§ **Objective**:
With the pictures omitted, write out the entries that follow exactly as they stand.

§ **Stored items**:
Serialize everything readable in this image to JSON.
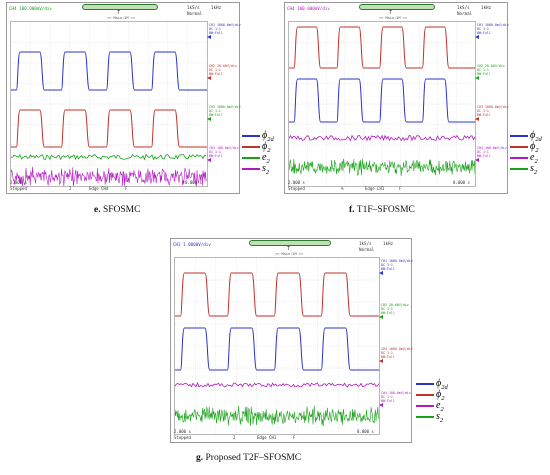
{
  "chart_data": [
    {
      "type": "line",
      "panel": "e",
      "caption_letter": "e.",
      "caption_text": "SFOSMC",
      "scope": {
        "channel": "CH4",
        "rate": "100.000mV/div",
        "sample_rate": "1kS/s",
        "mode": "Normal",
        "time_div": "1kHz",
        "heading": "<< Main:1M >>",
        "footer": {
          "status": "Stopped",
          "mid": "2",
          "edge": "Edge CH4",
          "slope": "F",
          "left_time": "2.000 s",
          "right_time": "8.000 s"
        }
      },
      "channel_labels": [
        {
          "lines": [
            "CH1 1000.0mV/div",
            "DC 1:1",
            "BW:Full"
          ],
          "color": "#2c33c8"
        },
        {
          "lines": [
            "CH2 20.00V/div",
            "DC 1:1",
            "BW:Full"
          ],
          "color": "#c2322b"
        },
        {
          "lines": [
            "CH3 1000.0mV/div",
            "DC 1:1",
            "BW:Full"
          ],
          "color": "#1aa11a"
        },
        {
          "lines": [
            "CH4 100.0mV/div",
            "DC 1:1",
            "BW:Full"
          ],
          "color": "#b21ac0"
        }
      ],
      "series": [
        {
          "name": "ϕ2d",
          "legend_sym": "ϕ",
          "legend_sub": "2d",
          "color": "#2c33c8",
          "shape": "square",
          "periods": 4
        },
        {
          "name": "ϕ2",
          "legend_sym": "ϕ",
          "legend_sub": "2",
          "color": "#c2322b",
          "shape": "square",
          "periods": 4
        },
        {
          "name": "e2",
          "legend_sym": "e",
          "legend_sub": "2",
          "color": "#1aa11a",
          "shape": "small-noise"
        },
        {
          "name": "s2",
          "legend_sym": "s",
          "legend_sub": "2",
          "color": "#b21ac0",
          "shape": "large-noise"
        }
      ]
    },
    {
      "type": "line",
      "panel": "f",
      "caption_letter": "f.",
      "caption_text": "T1F–SFOSMC",
      "scope": {
        "channel": "CH4",
        "rate": "100.000mV/div",
        "sample_rate": "1kS/s",
        "mode": "Normal",
        "time_div": "1kHz",
        "heading": "<< Main:1M >>",
        "footer": {
          "status": "Stopped",
          "mid": "%",
          "edge": "Edge CH1",
          "slope": "F",
          "left_time": "2.000 s",
          "right_time": "8.000 s"
        }
      },
      "channel_labels": [
        {
          "lines": [
            "CH1 1000.0mV/div",
            "DC 1:1",
            "BW:Full"
          ],
          "color": "#2c33c8"
        },
        {
          "lines": [
            "CH2 20.00V/div",
            "DC 1:1",
            "BW:Full"
          ],
          "color": "#1aa11a"
        },
        {
          "lines": [
            "CH3 1000.0mV/div",
            "DC 1:1",
            "BW:Full"
          ],
          "color": "#c2322b"
        },
        {
          "lines": [
            "CH4 100.0mV/div",
            "DC 1:1",
            "BW:Full"
          ],
          "color": "#b21ac0"
        }
      ],
      "series": [
        {
          "name": "ϕ2d",
          "legend_sym": "ϕ",
          "legend_sub": "2d",
          "color": "#2c33c8",
          "shape": "square",
          "periods": 4
        },
        {
          "name": "ϕ2",
          "legend_sym": "ϕ",
          "legend_sub": "2",
          "color": "#c2322b",
          "shape": "square",
          "periods": 4
        },
        {
          "name": "e2",
          "legend_sym": "e",
          "legend_sub": "2",
          "color": "#b21ac0",
          "shape": "small-noise"
        },
        {
          "name": "s2",
          "legend_sym": "s",
          "legend_sub": "2",
          "color": "#1aa11a",
          "shape": "large-noise"
        }
      ]
    },
    {
      "type": "line",
      "panel": "g",
      "caption_letter": "g.",
      "caption_text": "Proposed T2F–SFOSMC",
      "scope": {
        "channel": "CH1",
        "rate": "1.0000V/div",
        "sample_rate": "1kS/s",
        "mode": "Normal",
        "time_div": "1kHz",
        "heading": "<< Main:1M >>",
        "footer": {
          "status": "Stopped",
          "mid": "2",
          "edge": "Edge CH1",
          "slope": "F",
          "left_time": "2.000 s",
          "right_time": "8.000 s"
        }
      },
      "channel_labels": [
        {
          "lines": [
            "CH1 1000.0mV/div",
            "DC 1:1",
            "BW:Full"
          ],
          "color": "#2c33c8"
        },
        {
          "lines": [
            "CH2 20.00V/div",
            "DC 1:1",
            "BW:Full"
          ],
          "color": "#1aa11a"
        },
        {
          "lines": [
            "CH3 1000.0mV/div",
            "DC 1:1",
            "BW:Full"
          ],
          "color": "#c2322b"
        },
        {
          "lines": [
            "CH4 100.0mV/div",
            "DC 1:1",
            "BW:Full"
          ],
          "color": "#b21ac0"
        }
      ],
      "series": [
        {
          "name": "ϕ2d",
          "legend_sym": "ϕ",
          "legend_sub": "2d",
          "color": "#2c33c8",
          "shape": "square",
          "periods": 4
        },
        {
          "name": "ϕ2",
          "legend_sym": "ϕ",
          "legend_sub": "2",
          "color": "#c2322b",
          "shape": "square",
          "periods": 4
        },
        {
          "name": "e2",
          "legend_sym": "e",
          "legend_sub": "2",
          "color": "#b21ac0",
          "shape": "small-noise"
        },
        {
          "name": "s2",
          "legend_sym": "s",
          "legend_sub": "2",
          "color": "#1aa11a",
          "shape": "large-noise"
        }
      ]
    }
  ]
}
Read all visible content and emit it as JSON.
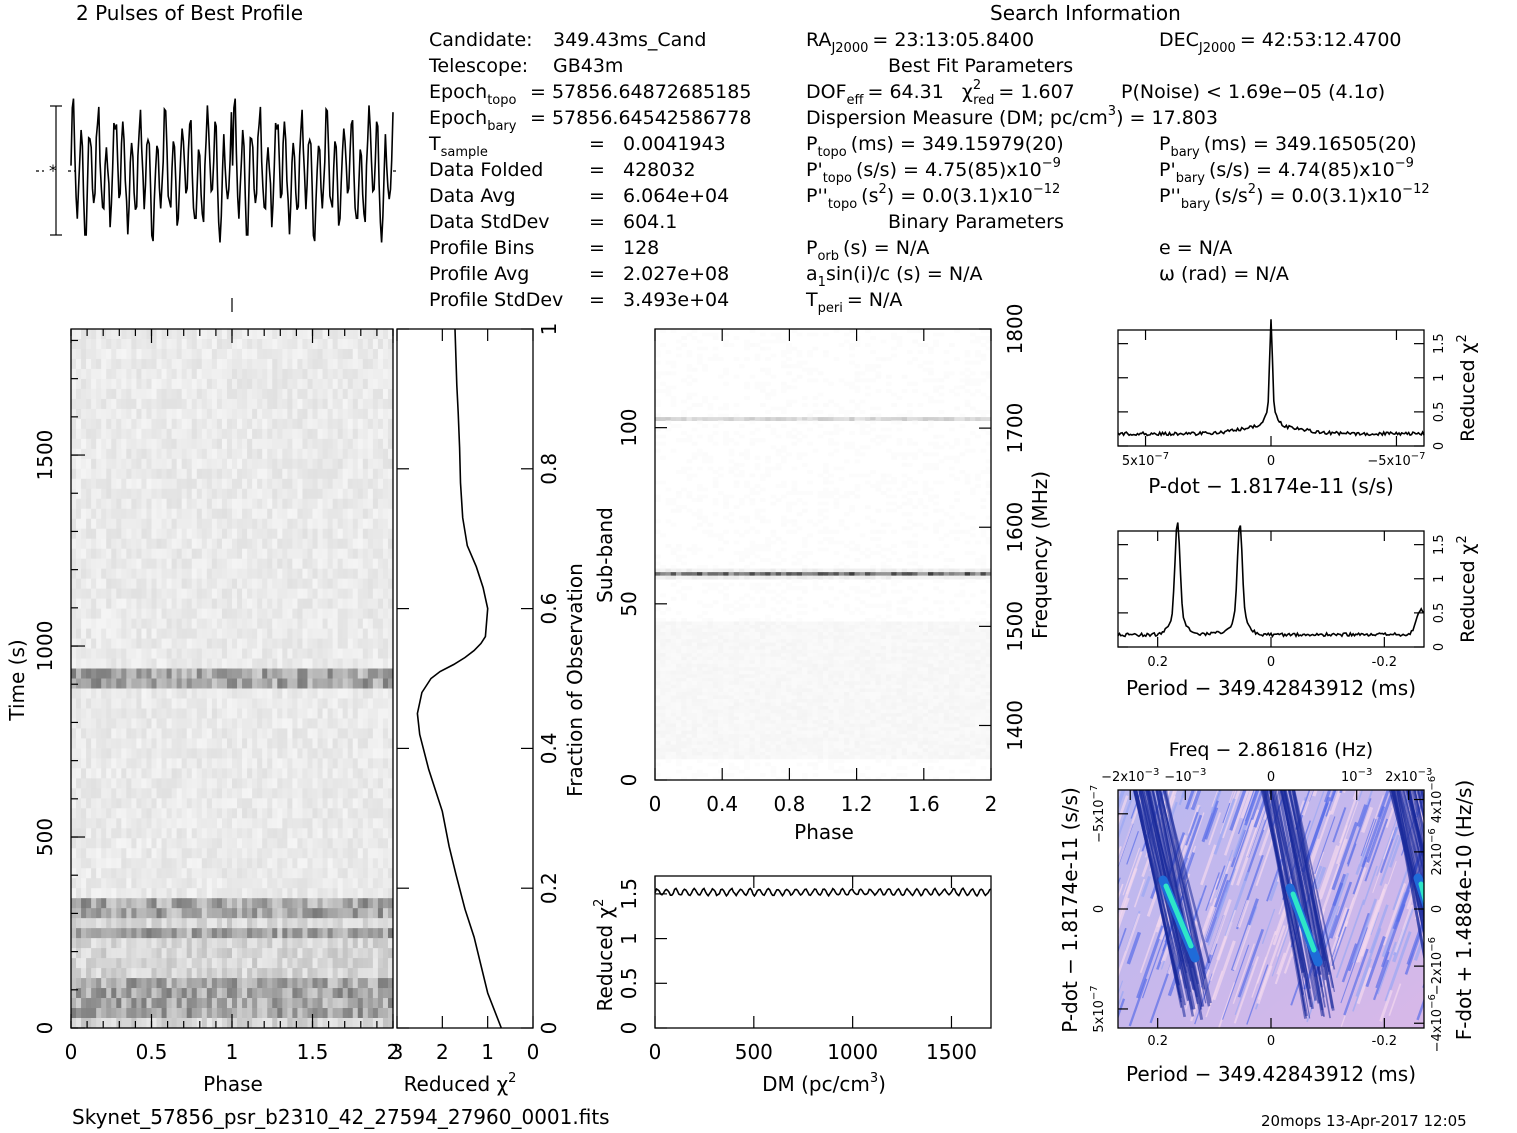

§ **Written answer**:
Serialize everything readable in this image to JSON.
{
  "chart_data": [
    {
      "type": "line",
      "panel": "e",
      "caption_letter": "e.",
      "caption_text": "SFOSMC",
      "scope": {
        "channel": "CH4",
        "rate": "100.000mV/div",
        "sample_rate": "1kS/s",
        "mode": "Normal",
        "time_div": "1kHz",
        "heading": "<< Main:1M >>",
        "footer": {
          "status": "Stopped",
          "mid": "2",
          "edge": "Edge CH4",
          "slope": "F",
          "left_time": "2.000 s",
          "right_time": "8.000 s"
        }
      },
      "channel_labels": [
        {
          "lines": [
            "CH1 1000.0mV/div",
            "DC 1:1",
            "BW:Full"
          ],
          "color": "#2c33c8"
        },
        {
          "lines": [
            "CH2 20.00V/div",
            "DC 1:1",
            "BW:Full"
          ],
          "color": "#c2322b"
        },
        {
          "lines": [
            "CH3 1000.0mV/div",
            "DC 1:1",
            "BW:Full"
          ],
          "color": "#1aa11a"
        },
        {
          "lines": [
            "CH4 100.0mV/div",
            "DC 1:1",
            "BW:Full"
          ],
          "color": "#b21ac0"
        }
      ],
      "series": [
        {
          "name": "ϕ2d",
          "legend_sym": "ϕ",
          "legend_sub": "2d",
          "color": "#2c33c8",
          "shape": "square",
          "periods": 4
        },
        {
          "name": "ϕ2",
          "legend_sym": "ϕ",
          "legend_sub": "2",
          "color": "#c2322b",
          "shape": "square",
          "periods": 4
        },
        {
          "name": "e2",
          "legend_sym": "e",
          "legend_sub": "2",
          "color": "#1aa11a",
          "shape": "small-noise"
        },
        {
          "name": "s2",
          "legend_sym": "s",
          "legend_sub": "2",
          "color": "#b21ac0",
          "shape": "large-noise"
        }
      ]
    },
    {
      "type": "line",
      "panel": "f",
      "caption_letter": "f.",
      "caption_text": "T1F–SFOSMC",
      "scope": {
        "channel": "CH4",
        "rate": "100.000mV/div",
        "sample_rate": "1kS/s",
        "mode": "Normal",
        "time_div": "1kHz",
        "heading": "<< Main:1M >>",
        "footer": {
          "status": "Stopped",
          "mid": "%",
          "edge": "Edge CH1",
          "slope": "F",
          "left_time": "2.000 s",
          "right_time": "8.000 s"
        }
      },
      "channel_labels": [
        {
          "lines": [
            "CH1 1000.0mV/div",
            "DC 1:1",
            "BW:Full"
          ],
          "color": "#2c33c8"
        },
        {
          "lines": [
            "CH2 20.00V/div",
            "DC 1:1",
            "BW:Full"
          ],
          "color": "#1aa11a"
        },
        {
          "lines": [
            "CH3 1000.0mV/div",
            "DC 1:1",
            "BW:Full"
          ],
          "color": "#c2322b"
        },
        {
          "lines": [
            "CH4 100.0mV/div",
            "DC 1:1",
            "BW:Full"
          ],
          "color": "#b21ac0"
        }
      ],
      "series": [
        {
          "name": "ϕ2d",
          "legend_sym": "ϕ",
          "legend_sub": "2d",
          "color": "#2c33c8",
          "shape": "square",
          "periods": 4
        },
        {
          "name": "ϕ2",
          "legend_sym": "ϕ",
          "legend_sub": "2",
          "color": "#c2322b",
          "shape": "square",
          "periods": 4
        },
        {
          "name": "e2",
          "legend_sym": "e",
          "legend_sub": "2",
          "color": "#b21ac0",
          "shape": "small-noise"
        },
        {
          "name": "s2",
          "legend_sym": "s",
          "legend_sub": "2",
          "color": "#1aa11a",
          "shape": "large-noise"
        }
      ]
    },
    {
      "type": "line",
      "panel": "g",
      "caption_letter": "g.",
      "caption_text": "Proposed T2F–SFOSMC",
      "scope": {
        "channel": "CH1",
        "rate": "1.0000V/div",
        "sample_rate": "1kS/s",
        "mode": "Normal",
        "time_div": "1kHz",
        "heading": "<< Main:1M >>",
        "footer": {
          "status": "Stopped",
          "mid": "2",
          "edge": "Edge CH1",
          "slope": "F",
          "left_time": "2.000 s",
          "right_time": "8.000 s"
        }
      },
      "channel_labels": [
        {
          "lines": [
            "CH1 1000.0mV/div",
            "DC 1:1",
            "BW:Full"
          ],
          "color": "#2c33c8"
        },
        {
          "lines": [
            "CH2 20.00V/div",
            "DC 1:1",
            "BW:Full"
          ],
          "color": "#1aa11a"
        },
        {
          "lines": [
            "CH3 1000.0mV/div",
            "DC 1:1",
            "BW:Full"
          ],
          "color": "#c2322b"
        },
        {
          "lines": [
            "CH4 100.0mV/div",
            "DC 1:1",
            "BW:Full"
          ],
          "color": "#b21ac0"
        }
      ],
      "series": [
        {
          "name": "ϕ2d",
          "legend_sym": "ϕ",
          "legend_sub": "2d",
          "color": "#2c33c8",
          "shape": "square",
          "periods": 4
        },
        {
          "name": "ϕ2",
          "legend_sym": "ϕ",
          "legend_sub": "2",
          "color": "#c2322b",
          "shape": "square",
          "periods": 4
        },
        {
          "name": "e2",
          "legend_sym": "e",
          "legend_sub": "2",
          "color": "#b21ac0",
          "shape": "small-noise"
        },
        {
          "name": "s2",
          "legend_sym": "s",
          "legend_sub": "2",
          "color": "#1aa11a",
          "shape": "large-noise"
        }
      ]
    }
  ]
}
Read all visible content and emit it as JSON.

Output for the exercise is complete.